[START OF RECORDS SUPPLIED]
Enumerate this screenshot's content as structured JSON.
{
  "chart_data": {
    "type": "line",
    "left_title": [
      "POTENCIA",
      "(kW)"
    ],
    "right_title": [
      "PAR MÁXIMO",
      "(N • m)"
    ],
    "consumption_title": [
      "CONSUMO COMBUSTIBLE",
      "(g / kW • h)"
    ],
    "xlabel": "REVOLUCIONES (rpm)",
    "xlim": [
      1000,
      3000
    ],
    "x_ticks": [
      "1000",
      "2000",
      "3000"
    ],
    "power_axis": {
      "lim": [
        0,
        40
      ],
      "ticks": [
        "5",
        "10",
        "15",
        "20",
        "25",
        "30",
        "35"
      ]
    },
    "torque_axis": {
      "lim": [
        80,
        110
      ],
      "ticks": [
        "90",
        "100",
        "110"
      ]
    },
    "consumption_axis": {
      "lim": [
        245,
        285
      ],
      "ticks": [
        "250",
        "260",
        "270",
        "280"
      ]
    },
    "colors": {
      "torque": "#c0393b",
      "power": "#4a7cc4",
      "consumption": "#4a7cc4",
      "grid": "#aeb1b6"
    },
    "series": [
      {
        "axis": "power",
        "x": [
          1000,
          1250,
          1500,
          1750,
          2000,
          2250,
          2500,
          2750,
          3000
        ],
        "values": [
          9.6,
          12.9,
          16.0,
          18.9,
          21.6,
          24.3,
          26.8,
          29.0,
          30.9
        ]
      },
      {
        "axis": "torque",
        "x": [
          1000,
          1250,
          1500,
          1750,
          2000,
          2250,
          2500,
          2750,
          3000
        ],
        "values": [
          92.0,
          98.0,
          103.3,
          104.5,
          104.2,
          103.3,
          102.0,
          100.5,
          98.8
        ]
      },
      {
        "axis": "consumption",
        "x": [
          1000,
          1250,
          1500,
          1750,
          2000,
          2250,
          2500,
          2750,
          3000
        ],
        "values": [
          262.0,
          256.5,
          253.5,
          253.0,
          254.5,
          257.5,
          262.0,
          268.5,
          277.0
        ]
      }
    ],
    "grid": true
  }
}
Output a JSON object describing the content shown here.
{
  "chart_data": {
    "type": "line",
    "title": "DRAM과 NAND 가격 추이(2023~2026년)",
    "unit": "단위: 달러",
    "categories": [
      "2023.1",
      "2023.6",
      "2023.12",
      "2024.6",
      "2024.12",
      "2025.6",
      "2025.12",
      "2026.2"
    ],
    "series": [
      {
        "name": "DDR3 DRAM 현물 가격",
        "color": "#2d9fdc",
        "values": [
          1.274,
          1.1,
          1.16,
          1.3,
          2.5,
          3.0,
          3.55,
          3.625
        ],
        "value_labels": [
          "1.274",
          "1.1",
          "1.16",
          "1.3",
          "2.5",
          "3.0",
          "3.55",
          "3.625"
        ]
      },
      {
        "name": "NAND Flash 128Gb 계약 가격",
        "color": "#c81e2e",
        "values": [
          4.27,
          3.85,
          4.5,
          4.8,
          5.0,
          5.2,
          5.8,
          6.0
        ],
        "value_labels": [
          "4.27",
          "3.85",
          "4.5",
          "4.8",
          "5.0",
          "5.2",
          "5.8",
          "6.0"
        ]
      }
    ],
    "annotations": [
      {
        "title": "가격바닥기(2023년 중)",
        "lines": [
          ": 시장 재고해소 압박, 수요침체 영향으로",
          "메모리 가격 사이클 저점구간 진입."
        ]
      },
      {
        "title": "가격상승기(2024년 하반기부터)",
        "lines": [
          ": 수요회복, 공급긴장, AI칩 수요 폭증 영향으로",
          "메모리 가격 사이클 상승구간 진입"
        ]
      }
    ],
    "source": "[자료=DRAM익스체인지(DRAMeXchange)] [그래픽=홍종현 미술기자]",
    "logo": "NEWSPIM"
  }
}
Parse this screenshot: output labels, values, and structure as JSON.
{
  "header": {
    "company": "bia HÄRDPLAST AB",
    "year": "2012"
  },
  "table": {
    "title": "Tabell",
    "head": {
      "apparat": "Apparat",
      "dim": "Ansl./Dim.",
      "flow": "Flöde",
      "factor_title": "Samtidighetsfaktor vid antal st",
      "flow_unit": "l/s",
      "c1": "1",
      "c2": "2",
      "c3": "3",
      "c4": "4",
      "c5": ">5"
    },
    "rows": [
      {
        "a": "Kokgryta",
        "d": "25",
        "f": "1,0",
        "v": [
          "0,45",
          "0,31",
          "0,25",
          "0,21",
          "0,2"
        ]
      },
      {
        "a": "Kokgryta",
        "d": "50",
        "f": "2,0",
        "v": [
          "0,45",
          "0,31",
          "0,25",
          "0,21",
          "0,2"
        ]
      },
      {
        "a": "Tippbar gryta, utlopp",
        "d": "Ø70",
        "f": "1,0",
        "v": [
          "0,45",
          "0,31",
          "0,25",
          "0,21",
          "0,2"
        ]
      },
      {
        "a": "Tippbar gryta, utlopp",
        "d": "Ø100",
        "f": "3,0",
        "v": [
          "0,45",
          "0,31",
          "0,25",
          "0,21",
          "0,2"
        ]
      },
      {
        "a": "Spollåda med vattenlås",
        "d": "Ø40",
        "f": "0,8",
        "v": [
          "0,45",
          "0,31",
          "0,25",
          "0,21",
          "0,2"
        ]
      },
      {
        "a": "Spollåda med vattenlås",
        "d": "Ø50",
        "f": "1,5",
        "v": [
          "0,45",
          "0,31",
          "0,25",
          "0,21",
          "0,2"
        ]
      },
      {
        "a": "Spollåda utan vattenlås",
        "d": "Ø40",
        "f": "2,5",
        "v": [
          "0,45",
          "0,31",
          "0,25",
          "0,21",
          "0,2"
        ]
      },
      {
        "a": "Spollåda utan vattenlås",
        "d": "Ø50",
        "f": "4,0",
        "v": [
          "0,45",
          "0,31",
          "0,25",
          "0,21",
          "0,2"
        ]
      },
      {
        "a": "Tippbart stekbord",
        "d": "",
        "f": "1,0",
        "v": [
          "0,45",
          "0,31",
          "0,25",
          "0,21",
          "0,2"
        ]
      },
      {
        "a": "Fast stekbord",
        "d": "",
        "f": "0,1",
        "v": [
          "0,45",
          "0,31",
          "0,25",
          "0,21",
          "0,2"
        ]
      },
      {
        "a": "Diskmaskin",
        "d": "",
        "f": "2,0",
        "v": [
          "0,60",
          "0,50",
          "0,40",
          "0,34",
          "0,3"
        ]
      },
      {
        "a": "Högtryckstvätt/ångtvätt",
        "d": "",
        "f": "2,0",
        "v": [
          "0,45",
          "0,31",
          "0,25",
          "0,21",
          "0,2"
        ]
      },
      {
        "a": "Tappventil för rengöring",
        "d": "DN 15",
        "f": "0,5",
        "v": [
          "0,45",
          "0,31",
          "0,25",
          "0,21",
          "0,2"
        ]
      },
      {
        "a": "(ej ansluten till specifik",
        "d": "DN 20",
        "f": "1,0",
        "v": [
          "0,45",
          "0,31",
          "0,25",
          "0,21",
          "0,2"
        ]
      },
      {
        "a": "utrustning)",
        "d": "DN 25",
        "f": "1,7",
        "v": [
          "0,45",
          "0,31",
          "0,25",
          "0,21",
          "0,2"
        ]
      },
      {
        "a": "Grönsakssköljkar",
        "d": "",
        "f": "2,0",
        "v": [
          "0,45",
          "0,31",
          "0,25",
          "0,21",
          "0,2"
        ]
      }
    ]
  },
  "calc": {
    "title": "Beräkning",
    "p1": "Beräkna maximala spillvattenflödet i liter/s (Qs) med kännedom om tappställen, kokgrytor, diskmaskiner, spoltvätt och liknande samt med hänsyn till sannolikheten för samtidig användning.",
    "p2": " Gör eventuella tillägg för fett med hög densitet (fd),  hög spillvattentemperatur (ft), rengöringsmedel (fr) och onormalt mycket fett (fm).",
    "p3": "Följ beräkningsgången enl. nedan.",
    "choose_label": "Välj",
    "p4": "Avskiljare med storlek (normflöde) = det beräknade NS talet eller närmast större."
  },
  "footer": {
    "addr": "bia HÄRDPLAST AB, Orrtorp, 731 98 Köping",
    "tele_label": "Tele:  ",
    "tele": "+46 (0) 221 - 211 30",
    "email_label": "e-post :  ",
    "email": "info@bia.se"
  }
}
[END OF RECORDS SUPPLIED]
TASK INSTRUCTIONS — Extract all lines from the data in which "name" is found.

SOLUTION TO THIS PROBLEM —
        "name": "DDR3 DRAM 현물 가격",
        "name": "NAND Flash 128Gb 계약 가격",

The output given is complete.